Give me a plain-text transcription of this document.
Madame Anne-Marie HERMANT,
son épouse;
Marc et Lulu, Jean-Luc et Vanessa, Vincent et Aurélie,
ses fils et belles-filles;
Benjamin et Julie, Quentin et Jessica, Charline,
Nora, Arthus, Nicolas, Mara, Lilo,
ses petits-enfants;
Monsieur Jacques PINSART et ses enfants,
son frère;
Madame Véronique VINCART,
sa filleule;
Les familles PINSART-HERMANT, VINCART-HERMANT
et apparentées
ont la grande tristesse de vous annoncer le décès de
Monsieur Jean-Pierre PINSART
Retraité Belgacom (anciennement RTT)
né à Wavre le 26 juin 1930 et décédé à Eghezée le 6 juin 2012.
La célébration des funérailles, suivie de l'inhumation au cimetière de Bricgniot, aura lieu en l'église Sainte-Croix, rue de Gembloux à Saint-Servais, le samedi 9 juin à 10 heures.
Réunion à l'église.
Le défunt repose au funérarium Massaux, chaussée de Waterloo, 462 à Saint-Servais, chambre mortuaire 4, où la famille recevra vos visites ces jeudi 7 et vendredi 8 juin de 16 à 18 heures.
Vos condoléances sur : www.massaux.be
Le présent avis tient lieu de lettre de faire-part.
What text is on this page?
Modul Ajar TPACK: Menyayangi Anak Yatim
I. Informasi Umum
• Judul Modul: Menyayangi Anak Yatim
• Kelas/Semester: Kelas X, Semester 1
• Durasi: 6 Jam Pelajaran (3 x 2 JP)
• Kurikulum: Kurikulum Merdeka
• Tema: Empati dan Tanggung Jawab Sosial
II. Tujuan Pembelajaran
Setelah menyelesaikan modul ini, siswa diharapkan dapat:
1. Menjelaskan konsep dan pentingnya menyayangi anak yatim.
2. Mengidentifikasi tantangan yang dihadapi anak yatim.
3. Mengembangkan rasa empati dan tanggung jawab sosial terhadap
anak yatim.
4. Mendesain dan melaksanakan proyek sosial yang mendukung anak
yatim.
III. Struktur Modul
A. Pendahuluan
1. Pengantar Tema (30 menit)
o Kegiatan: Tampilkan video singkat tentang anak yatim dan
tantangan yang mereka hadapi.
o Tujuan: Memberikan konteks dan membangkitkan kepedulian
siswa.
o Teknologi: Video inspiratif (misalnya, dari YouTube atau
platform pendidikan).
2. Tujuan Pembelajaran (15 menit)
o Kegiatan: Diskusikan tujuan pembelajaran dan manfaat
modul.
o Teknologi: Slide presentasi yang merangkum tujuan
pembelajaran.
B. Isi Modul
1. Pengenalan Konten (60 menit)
--------------------------------
- [WRITTEN INSTRUCTION]: Go through the records. Copy each line where "Teknologi" appears.

- [WRITTEN SOLUTION]:
o Teknologi: Video inspiratif (misalnya, dari YouTube atau
o Teknologi: Slide presentasi yang merangkum tujuan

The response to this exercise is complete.